>> Start MATERIAL SHOWN
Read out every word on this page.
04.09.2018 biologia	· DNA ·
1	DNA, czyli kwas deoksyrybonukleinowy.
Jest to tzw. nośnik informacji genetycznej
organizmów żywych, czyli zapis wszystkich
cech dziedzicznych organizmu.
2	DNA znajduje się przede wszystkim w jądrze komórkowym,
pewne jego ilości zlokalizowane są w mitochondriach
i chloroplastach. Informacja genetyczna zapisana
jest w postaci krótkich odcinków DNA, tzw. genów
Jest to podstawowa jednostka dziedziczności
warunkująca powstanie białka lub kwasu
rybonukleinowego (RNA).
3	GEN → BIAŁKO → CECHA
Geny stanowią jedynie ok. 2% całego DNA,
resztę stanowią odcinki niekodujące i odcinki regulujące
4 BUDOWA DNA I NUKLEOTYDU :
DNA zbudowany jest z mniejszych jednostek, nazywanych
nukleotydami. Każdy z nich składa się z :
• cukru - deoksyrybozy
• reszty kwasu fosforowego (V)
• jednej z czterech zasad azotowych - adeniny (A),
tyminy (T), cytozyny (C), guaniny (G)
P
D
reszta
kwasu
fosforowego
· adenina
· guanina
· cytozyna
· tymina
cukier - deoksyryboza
>> End MATERIAL SHOWN
>> Start MATERIAL SHOWN
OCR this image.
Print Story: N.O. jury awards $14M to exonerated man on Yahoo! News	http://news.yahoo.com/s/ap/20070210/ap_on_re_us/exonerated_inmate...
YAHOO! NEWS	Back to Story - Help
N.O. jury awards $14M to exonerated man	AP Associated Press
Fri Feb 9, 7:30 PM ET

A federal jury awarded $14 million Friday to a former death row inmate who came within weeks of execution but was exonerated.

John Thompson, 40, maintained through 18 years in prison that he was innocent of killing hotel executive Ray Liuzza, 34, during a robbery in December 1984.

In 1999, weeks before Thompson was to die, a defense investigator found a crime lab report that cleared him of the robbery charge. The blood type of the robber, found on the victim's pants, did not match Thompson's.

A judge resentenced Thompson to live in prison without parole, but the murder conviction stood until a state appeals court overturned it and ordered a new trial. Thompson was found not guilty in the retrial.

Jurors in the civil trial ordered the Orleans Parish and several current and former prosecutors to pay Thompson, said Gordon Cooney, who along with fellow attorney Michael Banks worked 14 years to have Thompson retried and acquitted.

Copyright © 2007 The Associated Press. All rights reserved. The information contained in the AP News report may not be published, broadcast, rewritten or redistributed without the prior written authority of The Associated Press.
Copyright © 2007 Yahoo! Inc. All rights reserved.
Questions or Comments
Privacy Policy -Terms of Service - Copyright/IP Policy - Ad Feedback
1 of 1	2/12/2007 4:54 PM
>> End MATERIAL SHOWN
REQUIRED WORK
Find each line in the records holding the string "exonerated" and show it.

THE RESULT
Print Story: N.O. jury awards $14M to exonerated man on Yahoo! News	http://news.yahoo.com/s/ap/20070210/ap_on_re_us/exonerated_inmate...
N.O. jury awards $14M to exonerated man	AP Associated Press
A federal jury awarded $14 million Friday to a former death row inmate who came within weeks of execution but was exonerated.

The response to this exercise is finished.